### WORK INSTRUCTIONS
Reproduce all of the listing below without alteration.

### EXERCISE MATERIALS
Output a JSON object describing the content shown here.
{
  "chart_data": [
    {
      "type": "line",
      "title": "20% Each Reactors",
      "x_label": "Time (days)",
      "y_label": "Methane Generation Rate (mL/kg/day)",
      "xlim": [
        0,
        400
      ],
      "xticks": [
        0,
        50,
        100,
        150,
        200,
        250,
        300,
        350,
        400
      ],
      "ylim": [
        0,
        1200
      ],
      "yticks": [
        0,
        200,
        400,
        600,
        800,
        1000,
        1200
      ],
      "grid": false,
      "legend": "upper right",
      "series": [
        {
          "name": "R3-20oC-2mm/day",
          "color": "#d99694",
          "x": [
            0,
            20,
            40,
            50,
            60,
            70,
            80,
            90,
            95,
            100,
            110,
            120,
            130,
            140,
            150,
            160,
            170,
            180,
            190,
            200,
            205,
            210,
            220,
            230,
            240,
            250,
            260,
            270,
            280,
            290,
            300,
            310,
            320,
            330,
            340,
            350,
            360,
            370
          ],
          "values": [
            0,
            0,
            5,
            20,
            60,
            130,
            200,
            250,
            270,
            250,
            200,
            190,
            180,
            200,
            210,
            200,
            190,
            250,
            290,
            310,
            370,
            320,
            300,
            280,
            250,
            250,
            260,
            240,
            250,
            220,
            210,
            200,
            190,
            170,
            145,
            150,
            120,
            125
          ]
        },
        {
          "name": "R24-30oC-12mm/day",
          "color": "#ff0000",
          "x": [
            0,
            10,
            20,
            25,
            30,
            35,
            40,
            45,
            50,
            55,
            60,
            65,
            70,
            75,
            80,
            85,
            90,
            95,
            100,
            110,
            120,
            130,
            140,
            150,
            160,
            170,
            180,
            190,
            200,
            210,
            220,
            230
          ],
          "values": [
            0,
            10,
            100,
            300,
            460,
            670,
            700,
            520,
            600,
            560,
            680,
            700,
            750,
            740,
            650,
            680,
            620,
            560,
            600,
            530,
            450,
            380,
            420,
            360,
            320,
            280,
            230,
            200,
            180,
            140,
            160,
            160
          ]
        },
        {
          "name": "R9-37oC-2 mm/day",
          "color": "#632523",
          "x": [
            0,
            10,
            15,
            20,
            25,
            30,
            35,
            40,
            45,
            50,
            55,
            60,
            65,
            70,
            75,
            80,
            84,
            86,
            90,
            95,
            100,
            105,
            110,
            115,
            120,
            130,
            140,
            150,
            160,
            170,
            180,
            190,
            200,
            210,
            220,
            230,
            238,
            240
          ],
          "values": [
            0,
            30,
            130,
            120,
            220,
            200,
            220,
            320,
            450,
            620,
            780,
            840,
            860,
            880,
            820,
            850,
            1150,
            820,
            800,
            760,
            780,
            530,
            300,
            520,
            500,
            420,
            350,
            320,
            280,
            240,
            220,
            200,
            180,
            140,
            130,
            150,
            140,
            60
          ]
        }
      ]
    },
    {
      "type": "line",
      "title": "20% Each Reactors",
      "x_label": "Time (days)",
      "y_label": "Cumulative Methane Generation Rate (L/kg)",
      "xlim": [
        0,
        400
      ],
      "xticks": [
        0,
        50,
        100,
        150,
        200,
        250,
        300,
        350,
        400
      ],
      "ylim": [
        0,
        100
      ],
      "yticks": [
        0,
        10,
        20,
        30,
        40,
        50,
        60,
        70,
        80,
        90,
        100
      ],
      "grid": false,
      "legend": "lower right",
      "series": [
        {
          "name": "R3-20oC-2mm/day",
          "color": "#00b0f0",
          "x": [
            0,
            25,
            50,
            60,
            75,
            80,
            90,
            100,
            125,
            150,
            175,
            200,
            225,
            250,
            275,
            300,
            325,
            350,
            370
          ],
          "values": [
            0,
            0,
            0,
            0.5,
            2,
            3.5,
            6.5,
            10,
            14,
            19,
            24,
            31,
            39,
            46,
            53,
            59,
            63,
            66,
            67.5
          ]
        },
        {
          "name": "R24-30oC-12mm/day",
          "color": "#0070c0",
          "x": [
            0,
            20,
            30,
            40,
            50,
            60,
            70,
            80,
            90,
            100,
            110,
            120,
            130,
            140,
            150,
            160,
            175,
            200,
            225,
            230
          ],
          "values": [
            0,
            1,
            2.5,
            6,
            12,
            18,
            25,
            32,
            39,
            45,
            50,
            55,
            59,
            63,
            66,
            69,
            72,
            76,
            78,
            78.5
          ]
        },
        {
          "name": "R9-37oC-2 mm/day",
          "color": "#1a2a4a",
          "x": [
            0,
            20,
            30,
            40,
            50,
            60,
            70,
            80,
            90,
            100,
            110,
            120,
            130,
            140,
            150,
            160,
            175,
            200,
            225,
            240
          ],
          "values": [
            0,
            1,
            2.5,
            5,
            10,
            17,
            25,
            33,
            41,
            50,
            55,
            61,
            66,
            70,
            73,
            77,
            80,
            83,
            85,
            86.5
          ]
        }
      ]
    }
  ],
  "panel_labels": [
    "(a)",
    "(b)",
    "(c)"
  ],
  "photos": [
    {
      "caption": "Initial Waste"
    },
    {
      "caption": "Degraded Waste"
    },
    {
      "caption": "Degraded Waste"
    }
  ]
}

### EXPECTED OUTPUT
Output a JSON object describing the content shown here.
{
  "chart_data": [
    {
      "type": "line",
      "title": "20% Each Reactors",
      "x_label": "Time (days)",
      "y_label": "Methane Generation Rate (mL/kg/day)",
      "xlim": [
        0,
        400
      ],
      "xticks": [
        0,
        50,
        100,
        150,
        200,
        250,
        300,
        350,
        400
      ],
      "ylim": [
        0,
        1200
      ],
      "yticks": [
        0,
        200,
        400,
        600,
        800,
        1000,
        1200
      ],
      "grid": false,
      "legend": "upper right",
      "series": [
        {
          "name": "R3-20oC-2mm/day",
          "color": "#d99694",
          "x": [
            0,
            20,
            40,
            50,
            60,
            70,
            80,
            90,
            95,
            100,
            110,
            120,
            130,
            140,
            150,
            160,
            170,
            180,
            190,
            200,
            205,
            210,
            220,
            230,
            240,
            250,
            260,
            270,
            280,
            290,
            300,
            310,
            320,
            330,
            340,
            350,
            360,
            370
          ],
          "values": [
            0,
            0,
            5,
            20,
            60,
            130,
            200,
            250,
            270,
            250,
            200,
            190,
            180,
            200,
            210,
            200,
            190,
            250,
            290,
            310,
            370,
            320,
            300,
            280,
            250,
            250,
            260,
            240,
            250,
            220,
            210,
            200,
            190,
            170,
            145,
            150,
            120,
            125
          ]
        },
        {
          "name": "R24-30oC-12mm/day",
          "color": "#ff0000",
          "x": [
            0,
            10,
            20,
            25,
            30,
            35,
            40,
            45,
            50,
            55,
            60,
            65,
            70,
            75,
            80,
            85,
            90,
            95,
            100,
            110,
            120,
            130,
            140,
            150,
            160,
            170,
            180,
            190,
            200,
            210,
            220,
            230
          ],
          "values": [
            0,
            10,
            100,
            300,
            460,
            670,
            700,
            520,
            600,
            560,
            680,
            700,
            750,
            740,
            650,
            680,
            620,
            560,
            600,
            530,
            450,
            380,
            420,
            360,
            320,
            280,
            230,
            200,
            180,
            140,
            160,
            160
          ]
        },
        {
          "name": "R9-37oC-2 mm/day",
          "color": "#632523",
          "x": [
            0,
            10,
            15,
            20,
            25,
            30,
            35,
            40,
            45,
            50,
            55,
            60,
            65,
            70,
            75,
            80,
            84,
            86,
            90,
            95,
            100,
            105,
            110,
            115,
            120,
            130,
            140,
            150,
            160,
            170,
            180,
            190,
            200,
            210,
            220,
            230,
            238,
            240
          ],
          "values": [
            0,
            30,
            130,
            120,
            220,
            200,
            220,
            320,
            450,
            620,
            780,
            840,
            860,
            880,
            820,
            850,
            1150,
            820,
            800,
            760,
            780,
            530,
            300,
            520,
            500,
            420,
            350,
            320,
            280,
            240,
            220,
            200,
            180,
            140,
            130,
            150,
            140,
            60
          ]
        }
      ]
    },
    {
      "type": "line",
      "title": "20% Each Reactors",
      "x_label": "Time (days)",
      "y_label": "Cumulative Methane Generation Rate (L/kg)",
      "xlim": [
        0,
        400
      ],
      "xticks": [
        0,
        50,
        100,
        150,
        200,
        250,
        300,
        350,
        400
      ],
      "ylim": [
        0,
        100
      ],
      "yticks": [
        0,
        10,
        20,
        30,
        40,
        50,
        60,
        70,
        80,
        90,
        100
      ],
      "grid": false,
      "legend": "lower right",
      "series": [
        {
          "name": "R3-20oC-2mm/day",
          "color": "#00b0f0",
          "x": [
            0,
            25,
            50,
            60,
            75,
            80,
            90,
            100,
            125,
            150,
            175,
            200,
            225,
            250,
            275,
            300,
            325,
            350,
            370
          ],
          "values": [
            0,
            0,
            0,
            0.5,
            2,
            3.5,
            6.5,
            10,
            14,
            19,
            24,
            31,
            39,
            46,
            53,
            59,
            63,
            66,
            67.5
          ]
        },
        {
          "name": "R24-30oC-12mm/day",
          "color": "#0070c0",
          "x": [
            0,
            20,
            30,
            40,
            50,
            60,
            70,
            80,
            90,
            100,
            110,
            120,
            130,
            140,
            150,
            160,
            175,
            200,
            225,
            230
          ],
          "values": [
            0,
            1,
            2.5,
            6,
            12,
            18,
            25,
            32,
            39,
            45,
            50,
            55,
            59,
            63,
            66,
            69,
            72,
            76,
            78,
            78.5
          ]
        },
        {
          "name": "R9-37oC-2 mm/day",
          "color": "#1a2a4a",
          "x": [
            0,
            20,
            30,
            40,
            50,
            60,
            70,
            80,
            90,
            100,
            110,
            120,
            130,
            140,
            150,
            160,
            175,
            200,
            225,
            240
          ],
          "values": [
            0,
            1,
            2.5,
            5,
            10,
            17,
            25,
            33,
            41,
            50,
            55,
            61,
            66,
            70,
            73,
            77,
            80,
            83,
            85,
            86.5
          ]
        }
      ]
    }
  ],
  "panel_labels": [
    "(a)",
    "(b)",
    "(c)"
  ],
  "photos": [
    {
      "caption": "Initial Waste"
    },
    {
      "caption": "Degraded Waste"
    },
    {
      "caption": "Degraded Waste"
    }
  ]
}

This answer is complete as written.